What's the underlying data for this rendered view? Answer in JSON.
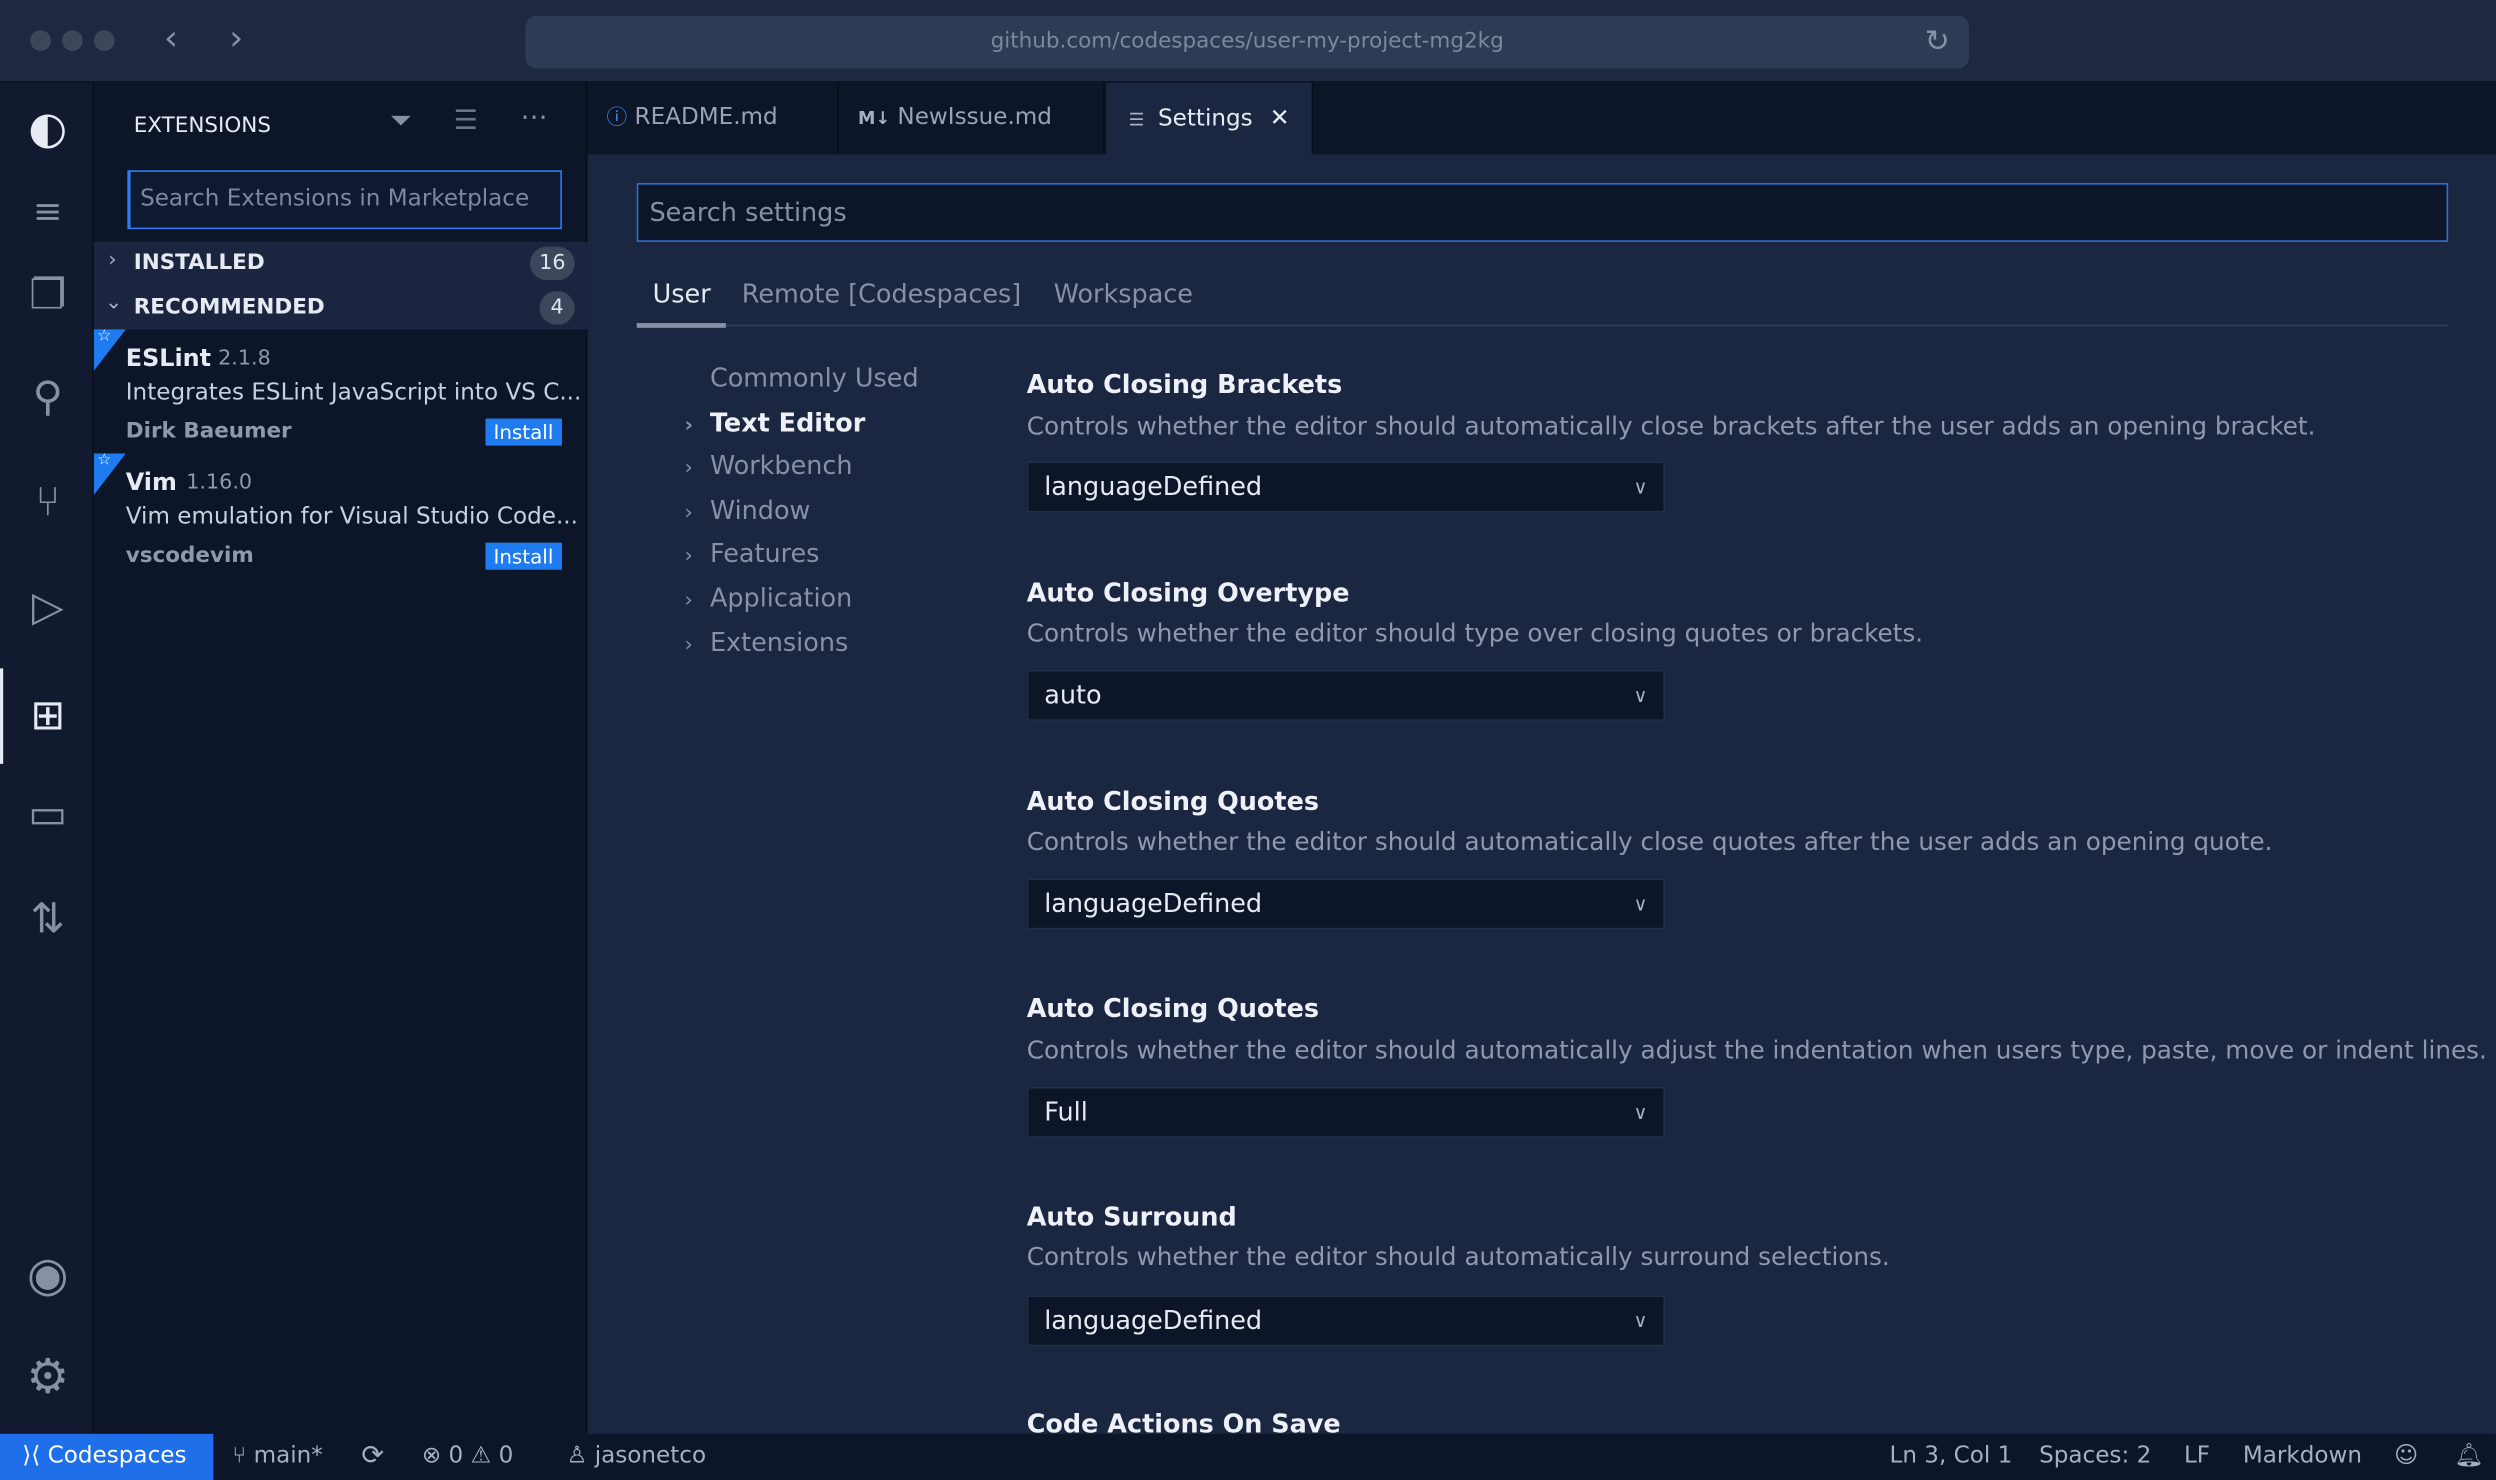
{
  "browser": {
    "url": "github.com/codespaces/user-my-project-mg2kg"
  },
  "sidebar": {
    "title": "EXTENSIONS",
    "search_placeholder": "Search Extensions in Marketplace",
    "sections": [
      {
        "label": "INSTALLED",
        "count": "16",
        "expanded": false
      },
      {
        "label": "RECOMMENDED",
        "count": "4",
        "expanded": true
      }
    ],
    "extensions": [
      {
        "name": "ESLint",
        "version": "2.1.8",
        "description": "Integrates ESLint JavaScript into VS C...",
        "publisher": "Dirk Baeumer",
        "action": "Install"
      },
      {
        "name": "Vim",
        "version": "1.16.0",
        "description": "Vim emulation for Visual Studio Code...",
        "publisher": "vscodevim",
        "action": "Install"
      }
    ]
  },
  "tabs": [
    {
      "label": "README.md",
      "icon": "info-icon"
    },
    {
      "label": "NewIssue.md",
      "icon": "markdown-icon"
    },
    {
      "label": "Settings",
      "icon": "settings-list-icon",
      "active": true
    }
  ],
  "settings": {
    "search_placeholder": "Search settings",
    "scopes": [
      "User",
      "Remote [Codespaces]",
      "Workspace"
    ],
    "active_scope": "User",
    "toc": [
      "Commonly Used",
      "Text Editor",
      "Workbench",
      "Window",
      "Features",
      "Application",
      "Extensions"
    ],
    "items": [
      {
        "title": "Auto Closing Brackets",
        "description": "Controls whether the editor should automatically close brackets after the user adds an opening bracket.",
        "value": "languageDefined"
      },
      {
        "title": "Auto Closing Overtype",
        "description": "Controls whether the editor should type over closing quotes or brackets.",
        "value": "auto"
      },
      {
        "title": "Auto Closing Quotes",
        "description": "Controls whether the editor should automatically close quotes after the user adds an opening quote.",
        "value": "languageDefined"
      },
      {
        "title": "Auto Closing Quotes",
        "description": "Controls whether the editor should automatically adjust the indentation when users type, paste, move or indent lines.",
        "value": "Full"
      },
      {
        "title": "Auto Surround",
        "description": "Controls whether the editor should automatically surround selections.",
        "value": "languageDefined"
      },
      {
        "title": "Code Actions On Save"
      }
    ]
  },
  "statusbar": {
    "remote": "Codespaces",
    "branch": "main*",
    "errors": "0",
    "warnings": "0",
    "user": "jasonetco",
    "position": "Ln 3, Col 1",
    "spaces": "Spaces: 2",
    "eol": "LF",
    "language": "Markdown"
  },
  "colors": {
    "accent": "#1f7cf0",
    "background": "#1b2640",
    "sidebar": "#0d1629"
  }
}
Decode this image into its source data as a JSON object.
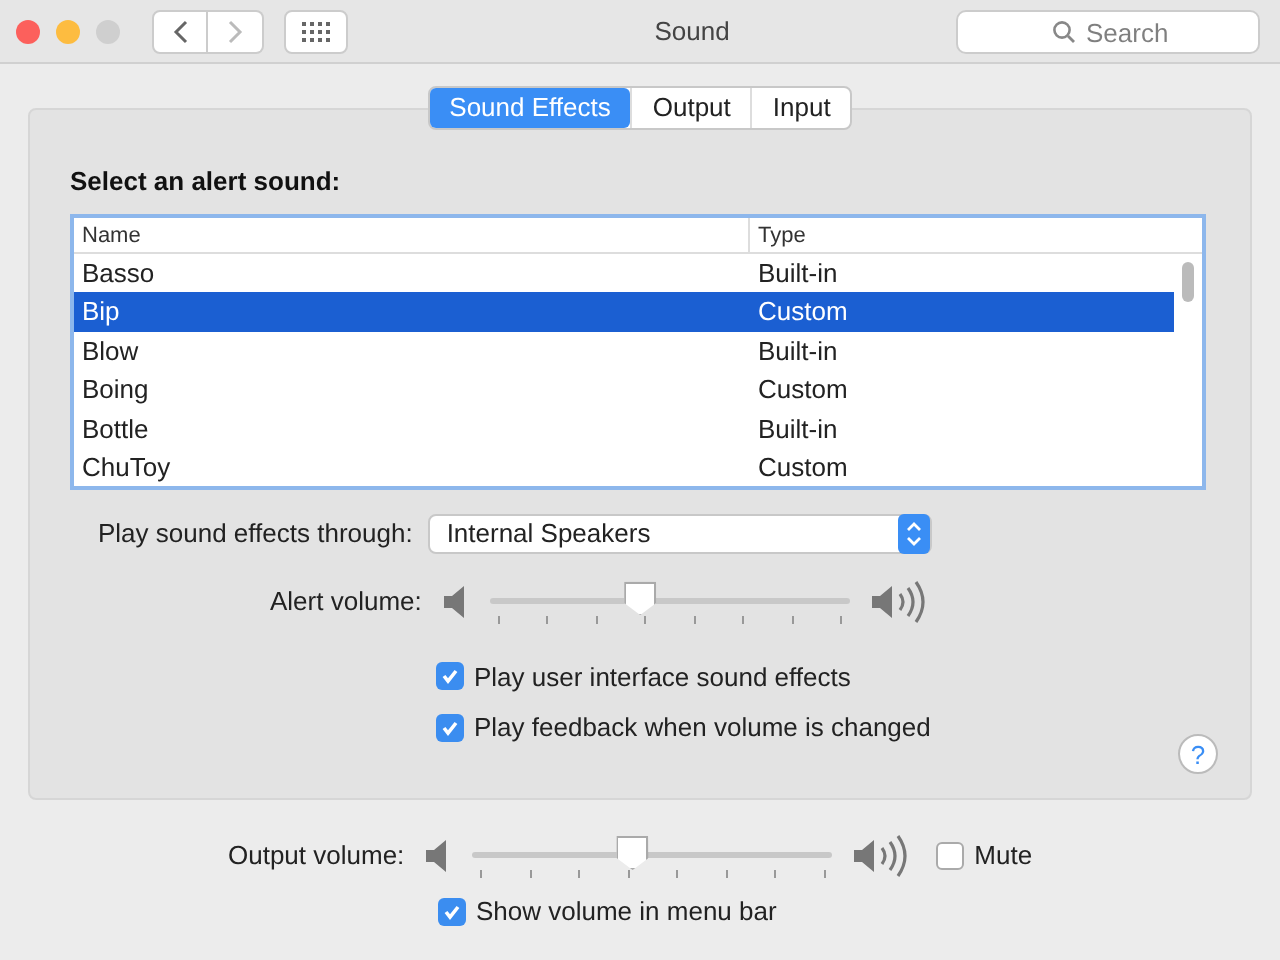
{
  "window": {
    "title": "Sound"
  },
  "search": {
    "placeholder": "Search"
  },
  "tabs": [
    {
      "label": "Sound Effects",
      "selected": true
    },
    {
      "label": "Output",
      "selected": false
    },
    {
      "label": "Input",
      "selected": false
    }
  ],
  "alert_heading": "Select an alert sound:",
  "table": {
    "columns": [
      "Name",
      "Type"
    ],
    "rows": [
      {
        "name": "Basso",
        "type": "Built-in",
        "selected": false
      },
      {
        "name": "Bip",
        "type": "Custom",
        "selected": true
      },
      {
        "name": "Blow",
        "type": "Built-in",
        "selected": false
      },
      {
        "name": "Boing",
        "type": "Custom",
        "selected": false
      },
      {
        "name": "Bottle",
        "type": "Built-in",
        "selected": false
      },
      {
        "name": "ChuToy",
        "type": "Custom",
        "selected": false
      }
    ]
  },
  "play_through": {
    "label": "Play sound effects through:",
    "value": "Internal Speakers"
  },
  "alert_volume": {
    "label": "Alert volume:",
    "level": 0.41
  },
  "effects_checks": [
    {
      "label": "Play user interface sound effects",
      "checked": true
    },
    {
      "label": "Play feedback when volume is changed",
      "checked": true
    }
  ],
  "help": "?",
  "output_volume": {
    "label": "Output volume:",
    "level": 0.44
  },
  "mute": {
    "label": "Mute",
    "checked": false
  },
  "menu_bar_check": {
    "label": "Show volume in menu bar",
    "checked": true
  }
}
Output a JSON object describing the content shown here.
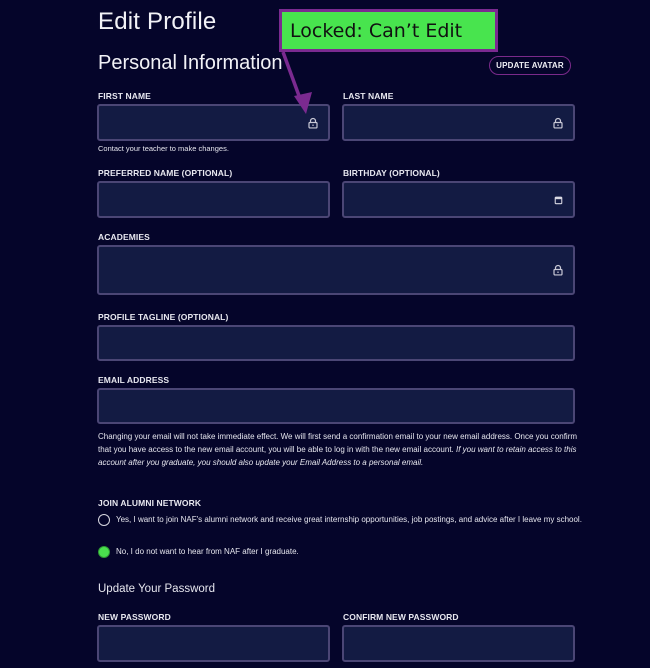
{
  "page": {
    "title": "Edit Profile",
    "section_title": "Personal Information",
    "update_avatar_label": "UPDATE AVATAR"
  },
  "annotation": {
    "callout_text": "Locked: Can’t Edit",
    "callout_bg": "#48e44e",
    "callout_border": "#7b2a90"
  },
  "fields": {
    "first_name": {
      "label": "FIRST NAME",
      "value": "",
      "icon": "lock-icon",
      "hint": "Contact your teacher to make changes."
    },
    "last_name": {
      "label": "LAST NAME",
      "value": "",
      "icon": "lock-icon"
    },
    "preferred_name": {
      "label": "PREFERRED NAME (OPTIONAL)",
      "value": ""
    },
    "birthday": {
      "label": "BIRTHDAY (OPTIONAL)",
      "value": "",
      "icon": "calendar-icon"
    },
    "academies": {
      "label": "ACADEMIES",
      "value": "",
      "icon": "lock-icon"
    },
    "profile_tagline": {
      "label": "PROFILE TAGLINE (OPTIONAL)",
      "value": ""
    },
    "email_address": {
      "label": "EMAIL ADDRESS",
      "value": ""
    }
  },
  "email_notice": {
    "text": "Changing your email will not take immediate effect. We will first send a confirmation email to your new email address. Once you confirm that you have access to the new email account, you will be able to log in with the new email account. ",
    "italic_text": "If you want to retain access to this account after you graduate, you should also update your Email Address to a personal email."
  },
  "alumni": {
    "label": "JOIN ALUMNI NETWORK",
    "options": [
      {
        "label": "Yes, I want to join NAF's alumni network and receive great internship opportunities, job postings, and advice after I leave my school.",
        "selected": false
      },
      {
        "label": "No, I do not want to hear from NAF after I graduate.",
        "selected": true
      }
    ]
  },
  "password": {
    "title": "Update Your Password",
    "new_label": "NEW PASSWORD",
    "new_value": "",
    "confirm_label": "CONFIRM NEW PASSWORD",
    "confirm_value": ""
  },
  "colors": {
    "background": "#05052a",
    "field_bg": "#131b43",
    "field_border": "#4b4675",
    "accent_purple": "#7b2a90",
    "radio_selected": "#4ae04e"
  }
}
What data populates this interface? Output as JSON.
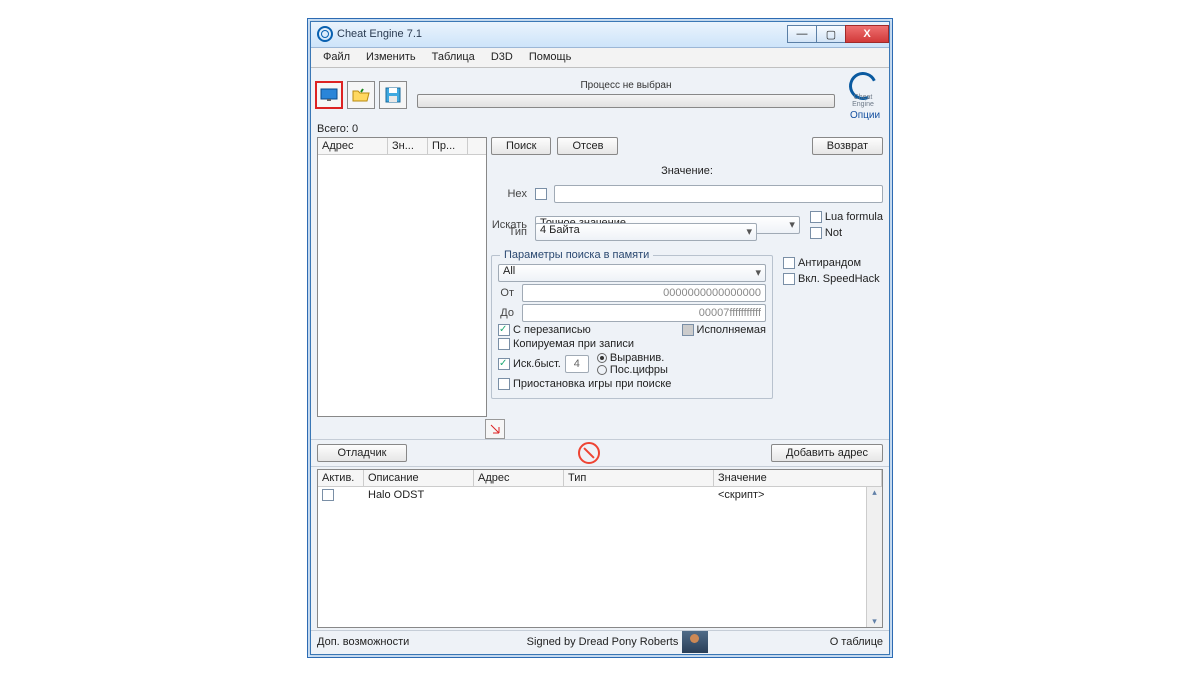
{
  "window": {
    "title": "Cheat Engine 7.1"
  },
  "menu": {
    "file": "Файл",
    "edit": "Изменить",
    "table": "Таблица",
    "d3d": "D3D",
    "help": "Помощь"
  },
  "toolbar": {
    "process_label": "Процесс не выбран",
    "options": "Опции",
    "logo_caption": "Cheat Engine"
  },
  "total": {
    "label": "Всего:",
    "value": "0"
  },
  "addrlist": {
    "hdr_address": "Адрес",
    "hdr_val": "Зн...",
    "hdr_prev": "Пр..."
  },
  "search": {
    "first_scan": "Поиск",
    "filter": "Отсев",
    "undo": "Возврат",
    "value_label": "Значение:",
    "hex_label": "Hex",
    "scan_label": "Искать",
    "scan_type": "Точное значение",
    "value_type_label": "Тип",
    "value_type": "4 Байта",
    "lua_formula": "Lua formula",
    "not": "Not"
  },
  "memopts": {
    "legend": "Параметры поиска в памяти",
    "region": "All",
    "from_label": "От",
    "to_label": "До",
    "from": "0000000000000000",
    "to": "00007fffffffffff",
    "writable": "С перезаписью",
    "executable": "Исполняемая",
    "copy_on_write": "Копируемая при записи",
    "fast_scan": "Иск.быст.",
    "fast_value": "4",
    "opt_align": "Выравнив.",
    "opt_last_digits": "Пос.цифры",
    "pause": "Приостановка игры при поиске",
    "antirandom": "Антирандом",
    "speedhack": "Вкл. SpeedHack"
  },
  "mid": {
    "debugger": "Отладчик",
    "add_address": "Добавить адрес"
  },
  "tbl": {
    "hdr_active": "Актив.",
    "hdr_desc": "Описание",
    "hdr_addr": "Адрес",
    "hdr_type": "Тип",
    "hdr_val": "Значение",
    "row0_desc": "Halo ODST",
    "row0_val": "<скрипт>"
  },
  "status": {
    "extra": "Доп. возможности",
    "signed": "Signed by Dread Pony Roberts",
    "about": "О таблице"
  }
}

*WHAT TO DO*.
Search the lines above for the string "this" and copy each line that has it.

*EXERCISE ANSWER*.
What's the underlying data for this rendered view? Answer in JSON.
Decode this image into its source data as a JSON object.
    "italic_text": "If you want to retain access to this account after you graduate, you should also update your Email Address to a personal email."
What data populates this interface? Output as JSON.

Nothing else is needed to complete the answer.